**Data tied to figure images:**
╭──

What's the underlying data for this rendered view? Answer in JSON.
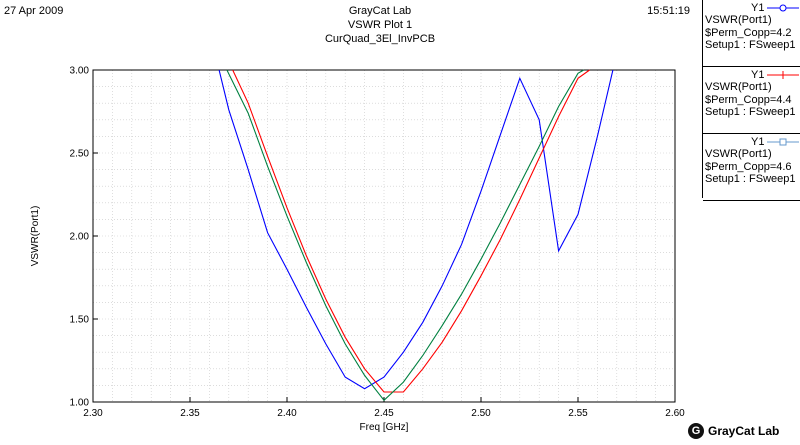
{
  "header": {
    "date": "27 Apr 2009",
    "time": "15:51:19",
    "title_lines": [
      "GrayCat Lab",
      "VSWR Plot 1",
      "CurQuad_3El_InvPCB"
    ]
  },
  "chart_data": {
    "type": "line",
    "xlabel": "Freq [GHz]",
    "ylabel": "VSWR(Port1)",
    "xlim": [
      2.3,
      2.6
    ],
    "ylim": [
      1.0,
      3.0
    ],
    "x_ticks": [
      "2.30",
      "2.35",
      "2.40",
      "2.45",
      "2.50",
      "2.55",
      "2.60"
    ],
    "y_ticks": [
      "1.00",
      "1.50",
      "2.00",
      "2.50",
      "3.00"
    ],
    "grid": true,
    "series": [
      {
        "name": "$Perm_Copp=4.2",
        "color": "#0000ff",
        "x": [
          2.365,
          2.37,
          2.38,
          2.39,
          2.4,
          2.41,
          2.42,
          2.43,
          2.44,
          2.45,
          2.46,
          2.47,
          2.48,
          2.49,
          2.5,
          2.51,
          2.52,
          2.53,
          2.54,
          2.55,
          2.56,
          2.568
        ],
        "y": [
          3.0,
          2.76,
          2.4,
          2.02,
          1.8,
          1.57,
          1.35,
          1.15,
          1.08,
          1.15,
          1.3,
          1.48,
          1.7,
          1.95,
          2.27,
          2.61,
          2.95,
          2.7,
          1.91,
          2.13,
          2.6,
          3.0
        ]
      },
      {
        "name": "$Perm_Copp=4.4",
        "color": "#ff0000",
        "x": [
          2.372,
          2.38,
          2.39,
          2.4,
          2.41,
          2.42,
          2.43,
          2.44,
          2.45,
          2.455,
          2.46,
          2.47,
          2.48,
          2.49,
          2.5,
          2.51,
          2.52,
          2.53,
          2.54,
          2.55,
          2.556
        ],
        "y": [
          3.0,
          2.8,
          2.48,
          2.17,
          1.88,
          1.62,
          1.39,
          1.2,
          1.06,
          1.06,
          1.06,
          1.2,
          1.36,
          1.55,
          1.76,
          1.98,
          2.22,
          2.47,
          2.72,
          2.95,
          3.0
        ]
      },
      {
        "name": "$Perm_Copp=4.6",
        "color": "#008040",
        "x": [
          2.369,
          2.38,
          2.39,
          2.4,
          2.41,
          2.42,
          2.43,
          2.44,
          2.45,
          2.46,
          2.47,
          2.48,
          2.49,
          2.5,
          2.51,
          2.52,
          2.53,
          2.54,
          2.55,
          2.553
        ],
        "y": [
          3.0,
          2.74,
          2.42,
          2.12,
          1.84,
          1.58,
          1.35,
          1.16,
          1.01,
          1.12,
          1.28,
          1.46,
          1.65,
          1.86,
          2.08,
          2.31,
          2.54,
          2.78,
          2.98,
          3.0
        ]
      }
    ]
  },
  "legend": [
    {
      "y_tag": "Y1",
      "trace": "VSWR(Port1)",
      "param": "$Perm_Copp=4.2",
      "setup": "Setup1 : FSweep1",
      "color": "#0000ff",
      "marker": "circle"
    },
    {
      "y_tag": "Y1",
      "trace": "VSWR(Port1)",
      "param": "$Perm_Copp=4.4",
      "setup": "Setup1 : FSweep1",
      "color": "#ff0000",
      "marker": "cross"
    },
    {
      "y_tag": "Y1",
      "trace": "VSWR(Port1)",
      "param": "$Perm_Copp=4.6",
      "setup": "Setup1 : FSweep1",
      "color": "#008040",
      "marker": "square"
    }
  ],
  "logo": {
    "mark": "G",
    "text": "GrayCat Lab"
  }
}
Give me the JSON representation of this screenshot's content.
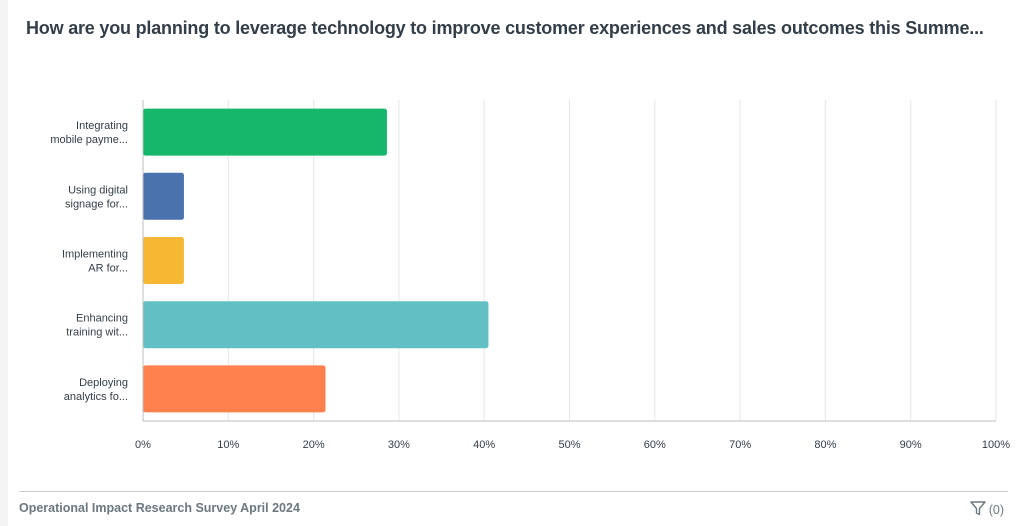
{
  "header": {
    "title": "How are you planning to leverage technology to improve customer experiences and sales outcomes this Summe..."
  },
  "footer": {
    "survey_name": "Operational Impact Research Survey April 2024",
    "filter_icon": "filter-icon",
    "filter_count": "(0)"
  },
  "chart_data": {
    "type": "bar",
    "orientation": "horizontal",
    "title": "How are you planning to leverage technology to improve customer experiences and sales outcomes this Summe...",
    "categories": [
      [
        "Integrating",
        "mobile payme..."
      ],
      [
        "Using digital",
        "signage for..."
      ],
      [
        "Implementing",
        "AR for..."
      ],
      [
        "Enhancing",
        "training wit..."
      ],
      [
        "Deploying",
        "analytics fo..."
      ]
    ],
    "values": [
      28.6,
      4.8,
      4.8,
      40.5,
      21.4
    ],
    "colors": [
      "#17b76b",
      "#4a72ac",
      "#f6b832",
      "#62c0c5",
      "#fe814d"
    ],
    "xlabel": "",
    "ylabel": "",
    "xlim": [
      0,
      100
    ],
    "xticks": [
      "0%",
      "10%",
      "20%",
      "30%",
      "40%",
      "50%",
      "60%",
      "70%",
      "80%",
      "90%",
      "100%"
    ],
    "grid": true,
    "legend": "none"
  }
}
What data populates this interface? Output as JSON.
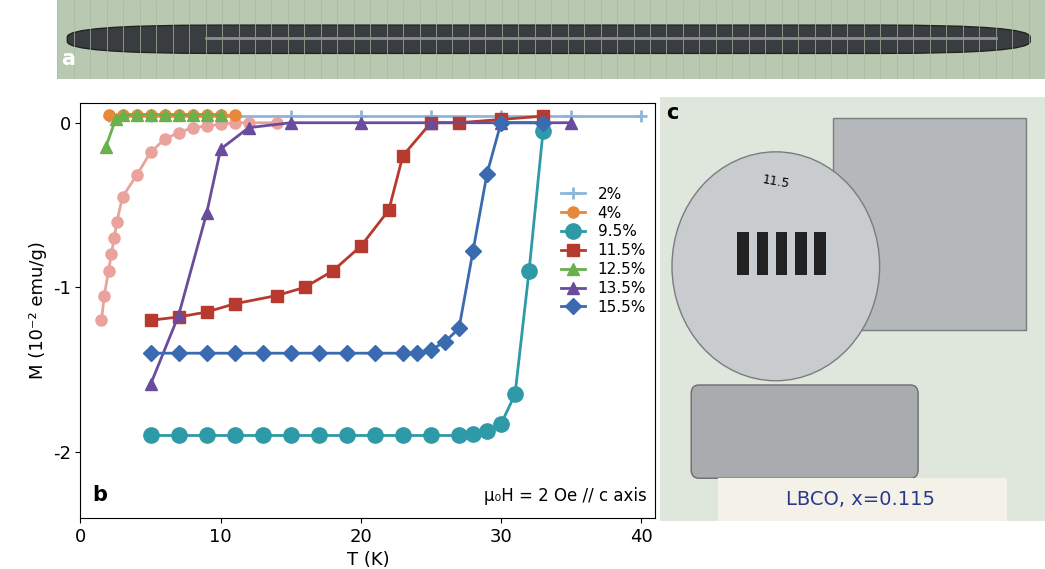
{
  "chart_data": {
    "type": "line",
    "panel_label": "b",
    "xlabel": "T (K)",
    "ylabel": "M (10⁻² emu/g)",
    "annotations": [
      "μ₀H = 2 Oe // c axis"
    ],
    "xlim": [
      0,
      41
    ],
    "ylim": [
      -2.4,
      0.12
    ],
    "xticks": [
      0,
      10,
      20,
      30,
      40
    ],
    "yticks": [
      -2,
      -1,
      0
    ],
    "legend": "right",
    "grid": false,
    "series": [
      {
        "name": null,
        "color": "#eaa39c",
        "marker": "circle",
        "line_style": "solid",
        "x": [
          1.5,
          1.7,
          2.0,
          2.2,
          2.4,
          2.6,
          3.0,
          4.0,
          5.0,
          6.0,
          7.0,
          8.0,
          9.0,
          10.0,
          11.0,
          12.0,
          14.0
        ],
        "values": [
          -1.2,
          -1.05,
          -0.9,
          -0.8,
          -0.7,
          -0.6,
          -0.45,
          -0.32,
          -0.18,
          -0.1,
          -0.06,
          -0.03,
          -0.02,
          -0.01,
          0.0,
          0.0,
          0.0
        ]
      },
      {
        "name": "2%",
        "color": "#8fb6d8",
        "marker": "plus",
        "line_style": "solid",
        "x": [
          2,
          5,
          10,
          15,
          20,
          25,
          30,
          35,
          40
        ],
        "values": [
          0.04,
          0.04,
          0.04,
          0.04,
          0.04,
          0.04,
          0.04,
          0.04,
          0.04
        ]
      },
      {
        "name": "4%",
        "color": "#e8883a",
        "marker": "circle",
        "line_style": "solid",
        "x": [
          2,
          3,
          4,
          5,
          6,
          7,
          8,
          9,
          10,
          11
        ],
        "values": [
          0.05,
          0.05,
          0.05,
          0.05,
          0.05,
          0.05,
          0.05,
          0.05,
          0.05,
          0.05
        ]
      },
      {
        "name": "9.5%",
        "color": "#2e9aa8",
        "marker": "circle",
        "line_style": "solid",
        "x": [
          5,
          7,
          9,
          11,
          13,
          15,
          17,
          19,
          21,
          23,
          25,
          27,
          28,
          29,
          30,
          31,
          32,
          33
        ],
        "values": [
          -1.9,
          -1.9,
          -1.9,
          -1.9,
          -1.9,
          -1.9,
          -1.9,
          -1.9,
          -1.9,
          -1.9,
          -1.9,
          -1.9,
          -1.89,
          -1.87,
          -1.83,
          -1.65,
          -0.9,
          -0.05
        ]
      },
      {
        "name": "11.5%",
        "color": "#b83a2e",
        "marker": "square",
        "line_style": "solid",
        "x": [
          5,
          7,
          9,
          11,
          14,
          16,
          18,
          20,
          22,
          23,
          25,
          27,
          30,
          33
        ],
        "values": [
          -1.2,
          -1.18,
          -1.15,
          -1.1,
          -1.05,
          -1.0,
          -0.9,
          -0.75,
          -0.53,
          -0.2,
          0.0,
          0.0,
          0.02,
          0.04
        ]
      },
      {
        "name": "12.5%",
        "color": "#6ab04c",
        "marker": "triangle",
        "line_style": "solid",
        "x": [
          1.8,
          2.5,
          3,
          4,
          5,
          6,
          7,
          8,
          9,
          10
        ],
        "values": [
          -0.15,
          0.02,
          0.05,
          0.05,
          0.05,
          0.05,
          0.05,
          0.05,
          0.05,
          0.05
        ]
      },
      {
        "name": "13.5%",
        "color": "#6a4c9c",
        "marker": "triangle",
        "line_style": "solid",
        "x": [
          5,
          7,
          9,
          10,
          12,
          15,
          20,
          25,
          30,
          35
        ],
        "values": [
          -1.59,
          -1.17,
          -0.55,
          -0.16,
          -0.03,
          0.0,
          0.0,
          0.0,
          0.0,
          0.0
        ]
      },
      {
        "name": "15.5%",
        "color": "#3a6ab0",
        "marker": "diamond",
        "line_style": "solid",
        "x": [
          5,
          7,
          9,
          11,
          13,
          15,
          17,
          19,
          21,
          23,
          24,
          25,
          26,
          27,
          28,
          29,
          30,
          33
        ],
        "values": [
          -1.4,
          -1.4,
          -1.4,
          -1.4,
          -1.4,
          -1.4,
          -1.4,
          -1.4,
          -1.4,
          -1.4,
          -1.4,
          -1.38,
          -1.33,
          -1.25,
          -0.78,
          -0.31,
          0.0,
          0.0
        ]
      }
    ]
  },
  "photos": [
    {
      "label": "a",
      "texts": []
    },
    {
      "label": "c",
      "texts": [
        "11.5",
        "LBCO, x=0.115"
      ]
    }
  ]
}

╰──

In the entries above, locate every line with the word "this" and copy it.

**TASK RESULT:**
What's the underlying data for this rendered view? Answer in JSON.
Give me the JSON representation of this screenshot's content.
    "title": "How are you planning to leverage technology to improve customer experiences and sales outcomes this Summe..."
    "title": "How are you planning to leverage technology to improve customer experiences and sales outcomes this Summe...",
What data populates this interface? Output as JSON.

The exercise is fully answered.